> **EXTRACTED MATERIAL**:
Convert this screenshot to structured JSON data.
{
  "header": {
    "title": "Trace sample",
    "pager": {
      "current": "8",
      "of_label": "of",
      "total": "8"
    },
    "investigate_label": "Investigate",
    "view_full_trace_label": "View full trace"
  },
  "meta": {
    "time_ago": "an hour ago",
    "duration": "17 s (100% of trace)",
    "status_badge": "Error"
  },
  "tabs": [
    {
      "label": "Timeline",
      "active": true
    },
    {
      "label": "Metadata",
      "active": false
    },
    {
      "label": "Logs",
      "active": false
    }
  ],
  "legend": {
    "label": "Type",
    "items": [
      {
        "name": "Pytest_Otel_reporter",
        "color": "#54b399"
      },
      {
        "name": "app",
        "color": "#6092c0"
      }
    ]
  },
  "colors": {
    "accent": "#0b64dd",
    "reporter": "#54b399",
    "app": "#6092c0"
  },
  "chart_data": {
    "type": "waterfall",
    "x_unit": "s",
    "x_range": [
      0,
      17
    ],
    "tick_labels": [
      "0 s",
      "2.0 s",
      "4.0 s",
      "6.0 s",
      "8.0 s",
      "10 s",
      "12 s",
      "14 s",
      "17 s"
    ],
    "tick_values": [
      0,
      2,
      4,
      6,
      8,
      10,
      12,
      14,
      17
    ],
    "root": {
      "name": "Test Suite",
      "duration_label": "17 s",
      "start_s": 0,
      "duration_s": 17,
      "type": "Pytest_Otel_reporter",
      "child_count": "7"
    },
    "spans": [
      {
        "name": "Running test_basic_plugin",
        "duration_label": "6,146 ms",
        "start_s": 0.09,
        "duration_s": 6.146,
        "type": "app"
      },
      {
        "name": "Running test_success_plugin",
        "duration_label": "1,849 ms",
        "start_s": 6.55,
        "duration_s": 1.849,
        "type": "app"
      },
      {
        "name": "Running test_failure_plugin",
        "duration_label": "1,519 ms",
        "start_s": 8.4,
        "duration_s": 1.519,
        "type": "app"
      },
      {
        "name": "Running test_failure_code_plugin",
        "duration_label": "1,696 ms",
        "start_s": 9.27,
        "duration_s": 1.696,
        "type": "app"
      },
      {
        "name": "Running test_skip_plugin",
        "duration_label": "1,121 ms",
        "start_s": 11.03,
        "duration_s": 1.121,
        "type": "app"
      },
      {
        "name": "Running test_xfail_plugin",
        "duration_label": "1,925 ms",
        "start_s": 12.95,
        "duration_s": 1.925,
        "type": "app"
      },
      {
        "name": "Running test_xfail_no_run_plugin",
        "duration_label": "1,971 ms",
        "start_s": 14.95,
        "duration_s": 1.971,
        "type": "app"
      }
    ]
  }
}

> **GIVEN EXERCISE**: Output all of the material, please, exactly as it stands.

> **WRITTEN RESPONSE**:
Convert this screenshot to structured JSON data.
{
  "header": {
    "title": "Trace sample",
    "pager": {
      "current": "8",
      "of_label": "of",
      "total": "8"
    },
    "investigate_label": "Investigate",
    "view_full_trace_label": "View full trace"
  },
  "meta": {
    "time_ago": "an hour ago",
    "duration": "17 s (100% of trace)",
    "status_badge": "Error"
  },
  "tabs": [
    {
      "label": "Timeline",
      "active": true
    },
    {
      "label": "Metadata",
      "active": false
    },
    {
      "label": "Logs",
      "active": false
    }
  ],
  "legend": {
    "label": "Type",
    "items": [
      {
        "name": "Pytest_Otel_reporter",
        "color": "#54b399"
      },
      {
        "name": "app",
        "color": "#6092c0"
      }
    ]
  },
  "colors": {
    "accent": "#0b64dd",
    "reporter": "#54b399",
    "app": "#6092c0"
  },
  "chart_data": {
    "type": "waterfall",
    "x_unit": "s",
    "x_range": [
      0,
      17
    ],
    "tick_labels": [
      "0 s",
      "2.0 s",
      "4.0 s",
      "6.0 s",
      "8.0 s",
      "10 s",
      "12 s",
      "14 s",
      "17 s"
    ],
    "tick_values": [
      0,
      2,
      4,
      6,
      8,
      10,
      12,
      14,
      17
    ],
    "root": {
      "name": "Test Suite",
      "duration_label": "17 s",
      "start_s": 0,
      "duration_s": 17,
      "type": "Pytest_Otel_reporter",
      "child_count": "7"
    },
    "spans": [
      {
        "name": "Running test_basic_plugin",
        "duration_label": "6,146 ms",
        "start_s": 0.09,
        "duration_s": 6.146,
        "type": "app"
      },
      {
        "name": "Running test_success_plugin",
        "duration_label": "1,849 ms",
        "start_s": 6.55,
        "duration_s": 1.849,
        "type": "app"
      },
      {
        "name": "Running test_failure_plugin",
        "duration_label": "1,519 ms",
        "start_s": 8.4,
        "duration_s": 1.519,
        "type": "app"
      },
      {
        "name": "Running test_failure_code_plugin",
        "duration_label": "1,696 ms",
        "start_s": 9.27,
        "duration_s": 1.696,
        "type": "app"
      },
      {
        "name": "Running test_skip_plugin",
        "duration_label": "1,121 ms",
        "start_s": 11.03,
        "duration_s": 1.121,
        "type": "app"
      },
      {
        "name": "Running test_xfail_plugin",
        "duration_label": "1,925 ms",
        "start_s": 12.95,
        "duration_s": 1.925,
        "type": "app"
      },
      {
        "name": "Running test_xfail_no_run_plugin",
        "duration_label": "1,971 ms",
        "start_s": 14.95,
        "duration_s": 1.971,
        "type": "app"
      }
    ]
  }
}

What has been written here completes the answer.